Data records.

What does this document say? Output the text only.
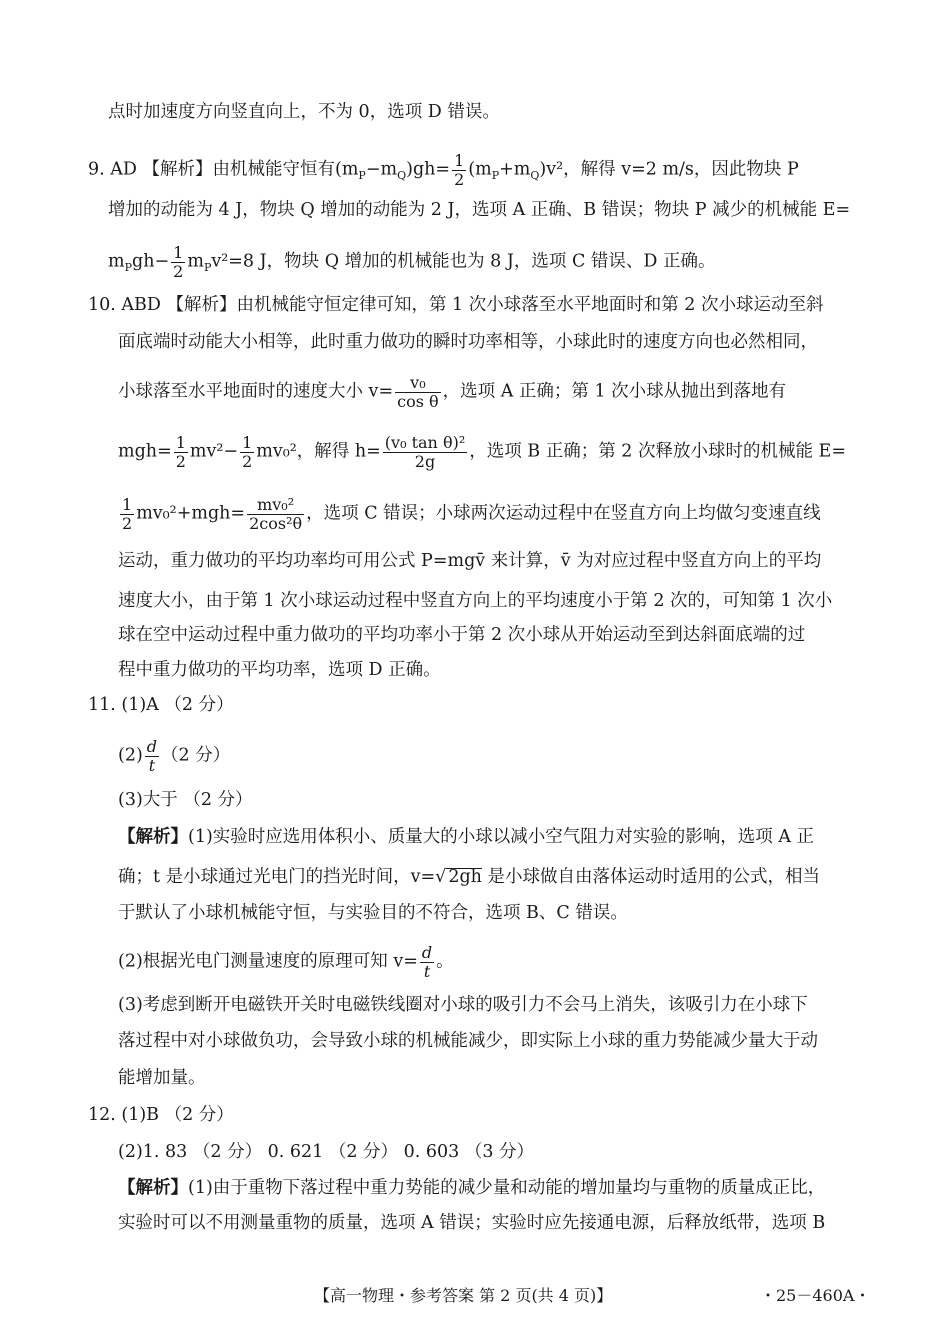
点时加速度方向竖直向上，不为 0，选项 D 错误。
9. AD 【解析】由机械能守恒有$(m_P-m_Q)gh= \frac{1}{2} (m_P+m_Q)v^2$，解得 v=2 m/s，因此物块 P
增加的动能为 4 J，物块 Q 增加的动能为 2 J，选项 A 正确、B 错误；物块 P 减少的机械能 E=
$m_Pgh- \frac{1}{2} m_Pv^2=8$ J，物块 Q 增加的机械能也为 8 J，选项 C 错误、D 正确。
10. ABD 【解析】由机械能守恒定律可知，第 1 次小球落至水平地面时和第 2 次小球运动至斜
面底端时动能大小相等，此时重力做功的瞬时功率相等，小球此时的速度方向也必然相同，
小球落至水平地面时的速度大小 $v= \frac{\text{v₀}}{\text{cos θ}}$ ，选项 A 正确；第 1 次小球从抛出到落地有
$mgh= \frac{1}{2} mv^2- \frac{1}{2} mv_0^2$，解得 $h= \frac{\text{(v₀ tan θ)²}}{2g}$ ，选项 B 正确；第 2 次释放小球时的机械能 E=
$\frac{1}{2} mv_0^2+mgh= \frac{\text{mv₀²}}{\text{2cos²θ}}$ ，选项 C 错误；小球两次运动过程中在竖直方向上均做匀变速直线
运动，重力做功的平均功率均可用公式 P=mgv̄ 来计算，v̄ 为对应过程中竖直方向上的平均
速度大小，由于第 1 次小球运动过程中竖直方向上的平均速度小于第 2 次的，可知第 1 次小
球在空中运动过程中重力做功的平均功率小于第 2 次小球从开始运动至到达斜面底端的过
程中重力做功的平均功率，选项 D 正确。
11. (1)A （2 分）
$(2) \frac{d}{t} (2$ 分）
(3)大于 （2 分）
【解析】(1)实验时应选用体积小、质量大的小球以减小空气阻力对实验的影响，选项 A 正
确；t 是小球通过光电门的挡光时间，v=√ 2gh 是小球做自由落体运动时适用的公式，相当
于默认了小球机械能守恒，与实验目的不符合，选项 B、C 错误。
(2)根据光电门测量速度的原理可知 $v= \frac{d}{t}$ 。
(3)考虑到断开电磁铁开关时电磁铁线圈对小球的吸引力不会马上消失，该吸引力在小球下
落过程中对小球做负功，会导致小球的机械能减少，即实际上小球的重力势能减少量大于动
能增加量。
12. (1)B （2 分）
(2)1. 83 （2 分） 0. 621 （2 分） 0. 603 （3 分）
【解析】(1)由于重物下落过程中重力势能的减少量和动能的增加量均与重物的质量成正比，
实验时可以不用测量重物的质量，选项 A 错误；实验时应先接通电源，后释放纸带，选项 B
【高一物理・参考答案 第 2 页(共 4 页)】	・25－460A・
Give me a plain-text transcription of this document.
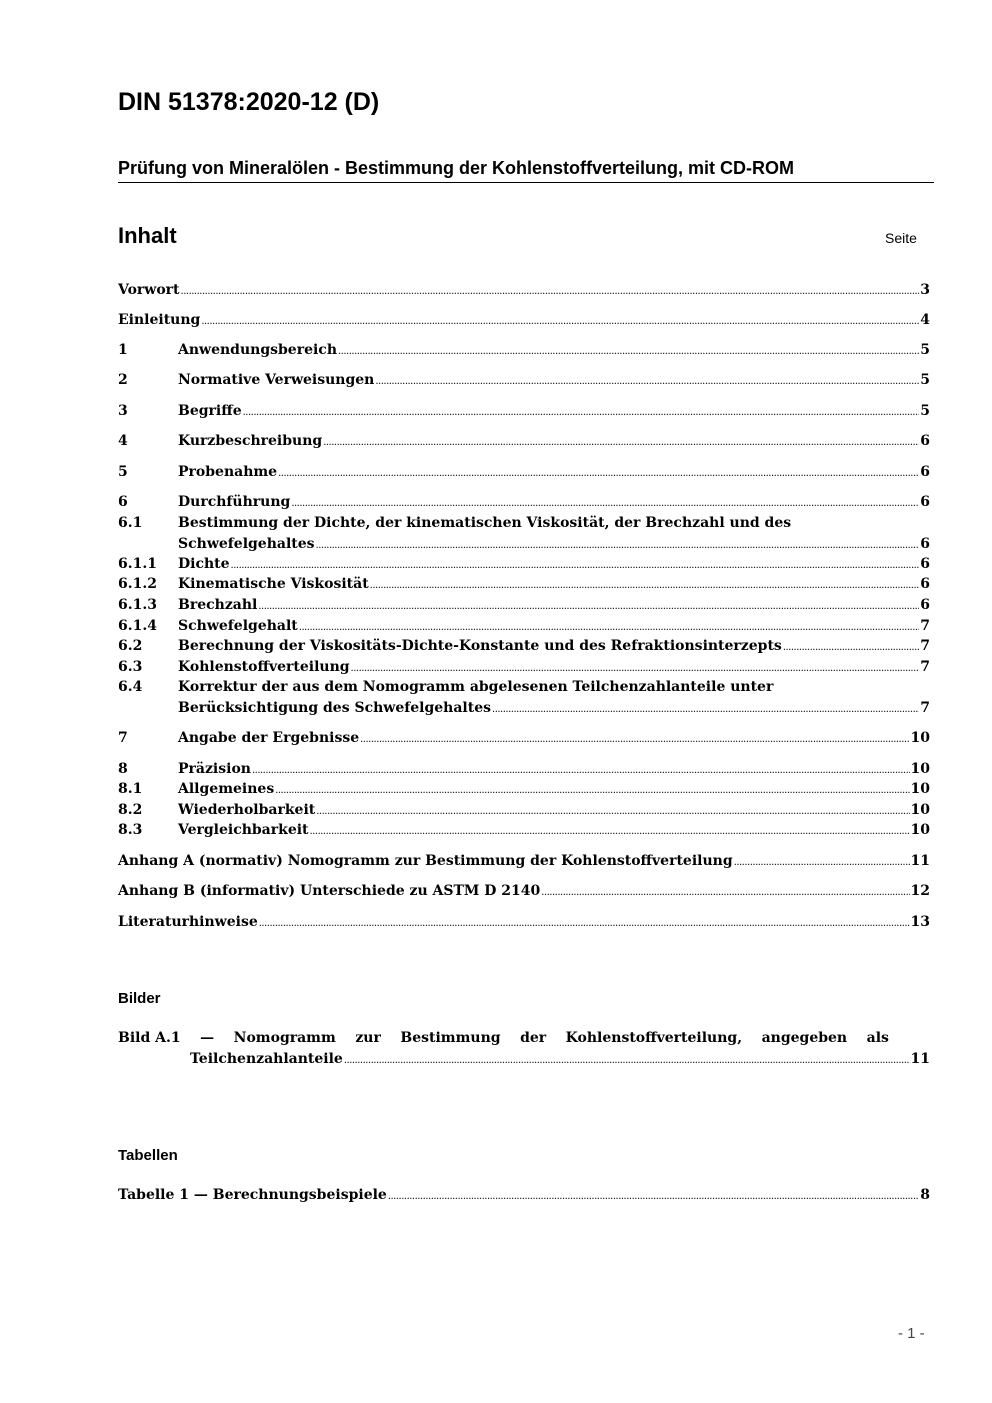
DIN 51378:2020-12 (D)
Prüfung von Mineralölen - Bestimmung der Kohlenstoffverteilung, mit CD-ROM
Inhalt	Seite
Vorwort .....	3
Einleitung .....	4
1	Anwendungsbereich .....	5
2	Normative Verweisungen .....	5
3	Begriffe .....	5
4	Kurzbeschreibung .....	6
5	Probenahme .....	6
6	Durchführung .....	6
6.1	Bestimmung der Dichte, der kinematischen Viskosität, der Brechzahl und des
Schwefelgehaltes .....	6
6.1.1	Dichte .....	6
6.1.2	Kinematische Viskosität .....	6
6.1.3	Brechzahl .....	6
6.1.4	Schwefelgehalt .....	7
6.2	Berechnung der Viskositäts-Dichte-Konstante und des Refraktionsinterzepts .....	7
6.3	Kohlenstoffverteilung .....	7
6.4	Korrektur der aus dem Nomogramm abgelesenen Teilchenzahlanteile unter
Berücksichtigung des Schwefelgehaltes .....	7
7	Angabe der Ergebnisse .....	10
8	Präzision .....	10
8.1	Allgemeines .....	10
8.2	Wiederholbarkeit .....	10
8.3	Vergleichbarkeit .....	10
Anhang A (normativ) Nomogramm zur Bestimmung der Kohlenstoffverteilung .....	11
Anhang B (informativ) Unterschiede zu ASTM D 2140 .....	12
Literaturhinweise .....	13
Bilder
Bild A.1 — Nomogramm zur Bestimmung der Kohlenstoffverteilung, angegeben als
Teilchenzahlanteile .....	11
Tabellen
Tabelle 1 — Berechnungsbeispiele .....	8
- 1 -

Objective. Give only a number: how many lines of the data hold the string "Dichte"?

Worked solution. 3